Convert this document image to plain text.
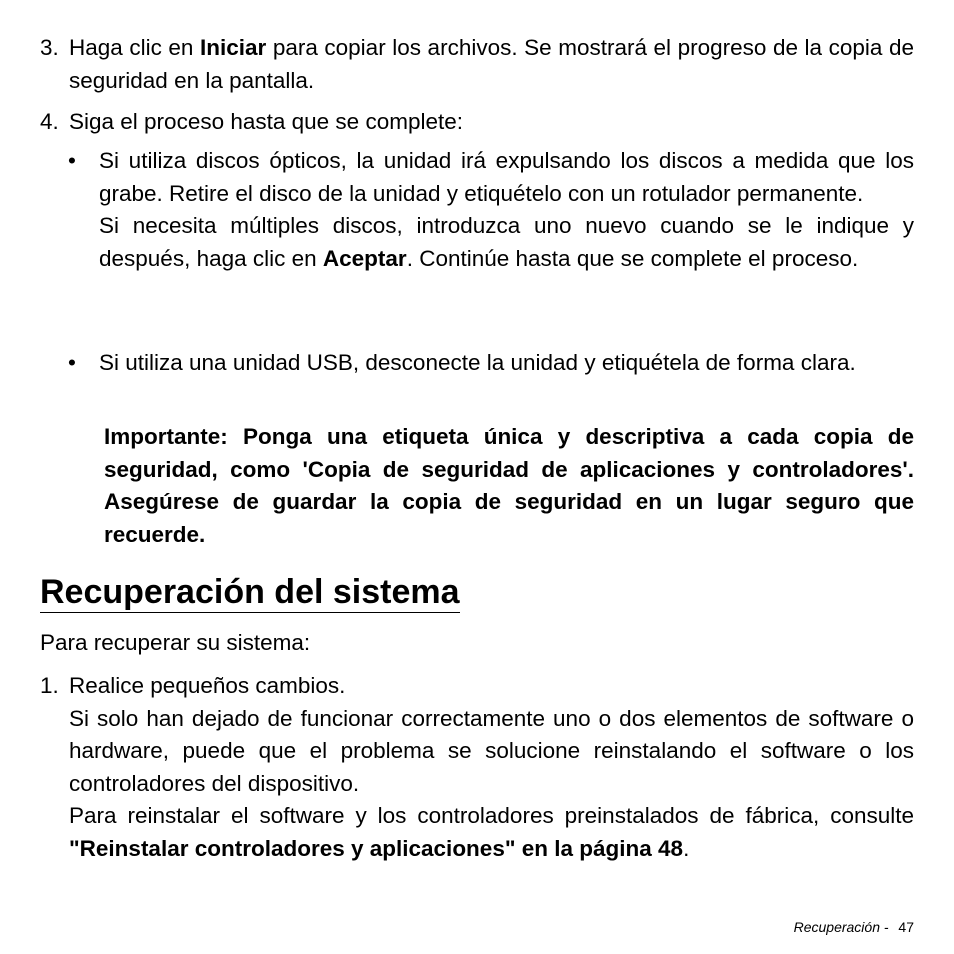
3. Haga clic en Iniciar para copiar los archivos. Se mostrará el progreso de la copia de seguridad en la pantalla.
4. Siga el proceso hasta que se complete:
•	Si utiliza discos ópticos, la unidad irá expulsando los discos a medida que los grabe. Retire el disco de la unidad y etiquételo con un rotulador permanente.
Si necesita múltiples discos, introduzca uno nuevo cuando se le indique y después, haga clic en Aceptar. Continúe hasta que se complete el proceso.
•	Si utiliza una unidad USB, desconecte la unidad y etiquétela de forma clara.
Importante: Ponga una etiqueta única y descriptiva a cada copia de seguridad, como 'Copia de seguridad de aplicaciones y controladores'. Asegúrese de guardar la copia de seguridad en un lugar seguro que recuerde.
Recuperación del sistema
Para recuperar su sistema:
1. Realice pequeños cambios.
Si solo han dejado de funcionar correctamente uno o dos elementos de software o hardware, puede que el problema se solucione reinstalando el software o los controladores del dispositivo.
Para reinstalar el software y los controladores preinstalados de fábrica, consulte "Reinstalar controladores y aplicaciones" en la página 48.
Recuperación - 47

Task directions
Copy out all lines that carry the word "discos".

Task solution
•	Si utiliza discos ópticos, la unidad irá expulsando los discos a medida que los grabe. Retire el disco de la unidad y etiquételo con un rotulador permanente.
Si necesita múltiples discos, introduzca uno nuevo cuando se le indique y después, haga clic en Aceptar. Continúe hasta que se complete el proceso.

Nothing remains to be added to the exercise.